▸ WRITTEN REQUEST
Show all lines holding "applied".

▸ INPUT
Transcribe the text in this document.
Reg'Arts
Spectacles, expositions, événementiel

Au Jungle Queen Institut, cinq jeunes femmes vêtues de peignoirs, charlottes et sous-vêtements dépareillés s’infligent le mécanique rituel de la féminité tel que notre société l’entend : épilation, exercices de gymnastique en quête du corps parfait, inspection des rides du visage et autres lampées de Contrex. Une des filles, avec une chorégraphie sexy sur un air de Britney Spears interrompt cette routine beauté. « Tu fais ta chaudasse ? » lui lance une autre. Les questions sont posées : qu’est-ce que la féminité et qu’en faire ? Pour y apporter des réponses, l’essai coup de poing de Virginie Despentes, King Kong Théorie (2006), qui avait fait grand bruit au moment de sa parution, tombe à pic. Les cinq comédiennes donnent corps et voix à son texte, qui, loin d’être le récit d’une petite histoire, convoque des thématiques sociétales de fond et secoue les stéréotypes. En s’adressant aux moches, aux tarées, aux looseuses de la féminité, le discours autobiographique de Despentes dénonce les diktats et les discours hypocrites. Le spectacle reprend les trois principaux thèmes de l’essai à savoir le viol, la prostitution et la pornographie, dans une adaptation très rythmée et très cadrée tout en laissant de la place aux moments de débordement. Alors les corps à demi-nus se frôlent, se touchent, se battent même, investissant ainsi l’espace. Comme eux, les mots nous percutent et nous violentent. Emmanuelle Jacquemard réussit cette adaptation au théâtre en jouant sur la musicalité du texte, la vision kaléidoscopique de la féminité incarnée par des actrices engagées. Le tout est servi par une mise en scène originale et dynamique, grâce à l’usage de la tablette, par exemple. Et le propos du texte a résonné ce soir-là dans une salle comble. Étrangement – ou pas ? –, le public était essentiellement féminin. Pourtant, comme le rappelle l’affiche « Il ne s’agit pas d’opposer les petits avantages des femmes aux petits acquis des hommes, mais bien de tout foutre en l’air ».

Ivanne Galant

* * *

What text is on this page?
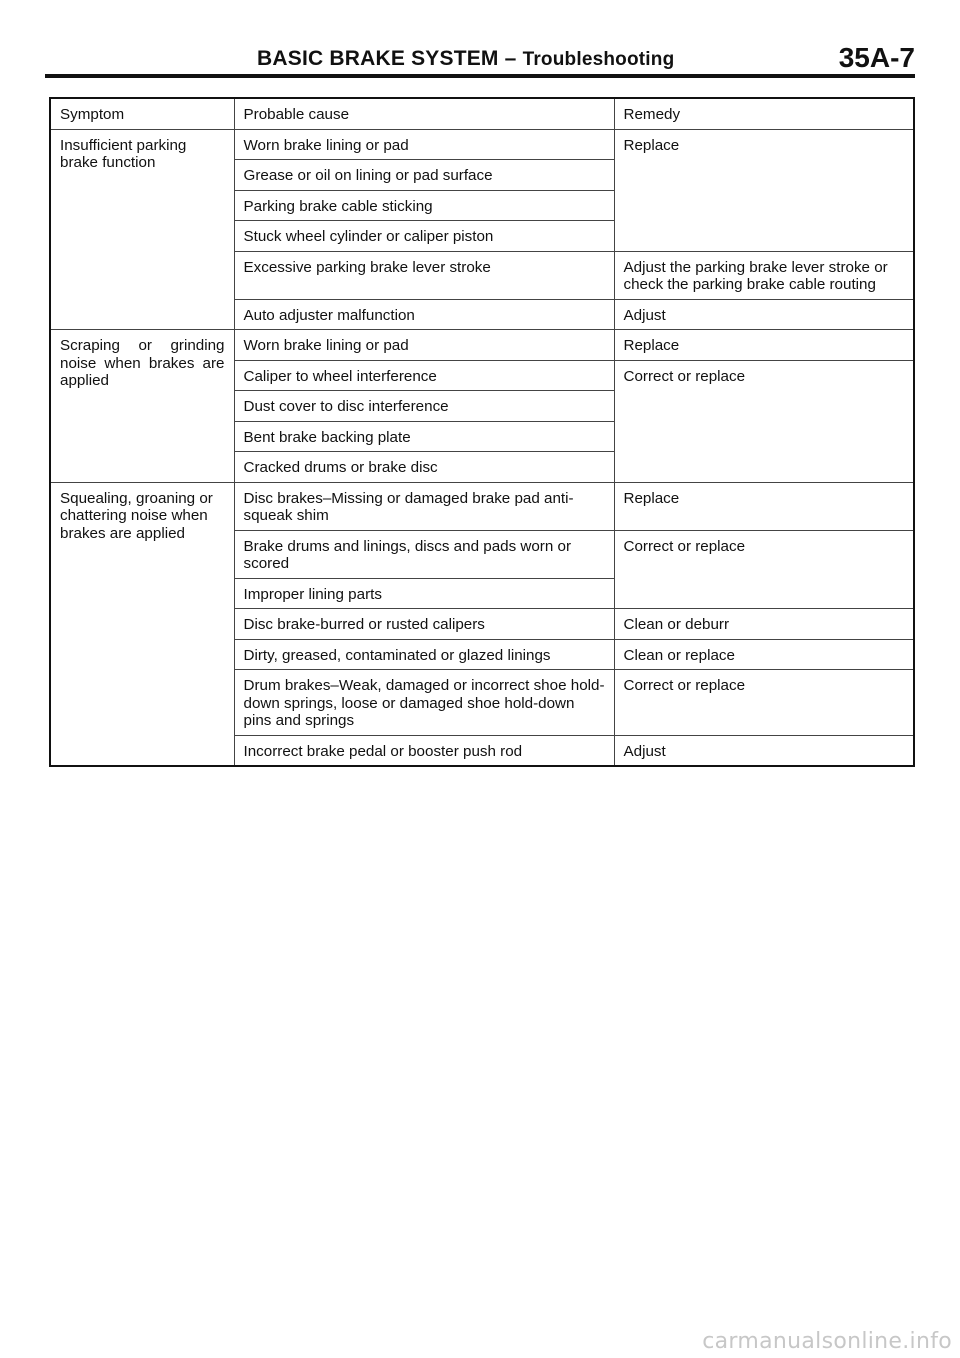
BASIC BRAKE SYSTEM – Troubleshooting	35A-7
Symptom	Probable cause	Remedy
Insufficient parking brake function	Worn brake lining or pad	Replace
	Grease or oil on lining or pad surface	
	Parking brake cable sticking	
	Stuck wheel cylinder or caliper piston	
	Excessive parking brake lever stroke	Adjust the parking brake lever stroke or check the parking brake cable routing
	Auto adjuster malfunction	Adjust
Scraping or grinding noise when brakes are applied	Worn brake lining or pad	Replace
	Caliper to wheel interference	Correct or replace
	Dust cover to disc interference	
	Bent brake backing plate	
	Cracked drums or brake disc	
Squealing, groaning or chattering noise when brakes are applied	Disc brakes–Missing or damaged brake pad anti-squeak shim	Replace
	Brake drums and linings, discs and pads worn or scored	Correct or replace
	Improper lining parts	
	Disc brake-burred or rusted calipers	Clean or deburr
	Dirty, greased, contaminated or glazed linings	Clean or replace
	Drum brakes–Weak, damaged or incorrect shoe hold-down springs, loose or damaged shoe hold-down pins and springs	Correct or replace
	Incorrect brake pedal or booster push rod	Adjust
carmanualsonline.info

▸ OUTPUT FOR THIS EXERCISE
Scraping or grinding noise when brakes are applied	Worn brake lining or pad	Replace
Squealing, groaning or chattering noise when brakes are applied	Disc brakes–Missing or damaged brake pad anti-squeak shim	Replace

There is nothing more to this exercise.